# START OF TASK INPUTS

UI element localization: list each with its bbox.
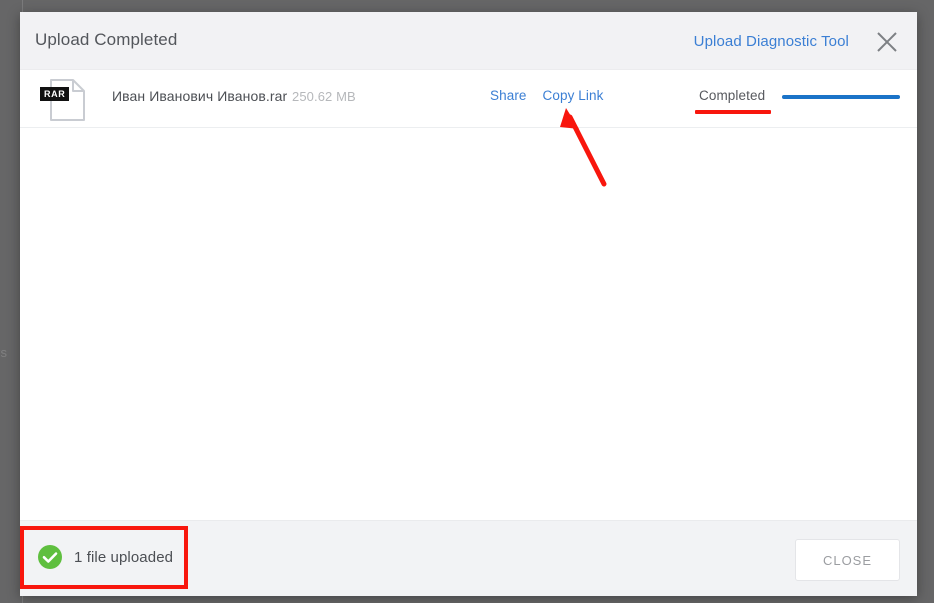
file-name: Иван Иванович Иванов.rar [112, 88, 288, 104]
page-title: Upload Completed [35, 30, 178, 49]
dialog-body: RAR Иван Иванович Иванов.rar 250.62 MB S… [20, 70, 917, 520]
close-button[interactable]: CLOSE [795, 539, 900, 581]
file-size: 250.62 MB [292, 89, 356, 104]
upload-status-label: Completed [699, 88, 766, 103]
share-link[interactable]: Share [490, 88, 527, 103]
file-extension-badge: RAR [40, 87, 70, 101]
file-row-actions: Share Copy Link [490, 88, 603, 103]
backdrop-ghost-text: rs [0, 345, 8, 360]
upload-file-row: RAR Иван Иванович Иванов.rar 250.62 MB S… [20, 70, 917, 128]
close-icon[interactable] [875, 30, 899, 54]
dialog-header: Upload Completed Upload Diagnostic Tool [20, 12, 917, 70]
dialog-footer: 1 file uploaded CLOSE [20, 520, 917, 596]
rar-file-icon: RAR [39, 76, 91, 124]
upload-diagnostic-tool-link[interactable]: Upload Diagnostic Tool [694, 33, 849, 50]
upload-completed-dialog: Upload Completed Upload Diagnostic Tool … [20, 12, 917, 596]
copy-link[interactable]: Copy Link [543, 88, 604, 103]
upload-progress-bar [782, 95, 900, 99]
upload-progress-fill [782, 95, 900, 99]
check-circle-icon [37, 544, 63, 570]
upload-summary: 1 file uploaded [37, 544, 173, 570]
screen: rs Upload Completed Upload Diagnostic To… [0, 0, 934, 603]
upload-summary-text: 1 file uploaded [74, 548, 174, 566]
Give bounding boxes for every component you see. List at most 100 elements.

# END OF TASK INPUTS

▶ **BRIEF**
Quote verbatim the lines of the material running from the line containing "file-name: Иван Иванович" to the line containing "close-button[interactable]: CLOSE [795, 539, 900, 581]", including both of those lines.

▶ **EXERCISE ANSWER**
file-name: Иван Иванович Иванов.rar [112, 88, 288, 104]
page-title: Upload Completed [35, 30, 178, 49]
dialog-body: RAR Иван Иванович Иванов.rar 250.62 MB S… [20, 70, 917, 520]
close-button[interactable]: CLOSE [795, 539, 900, 581]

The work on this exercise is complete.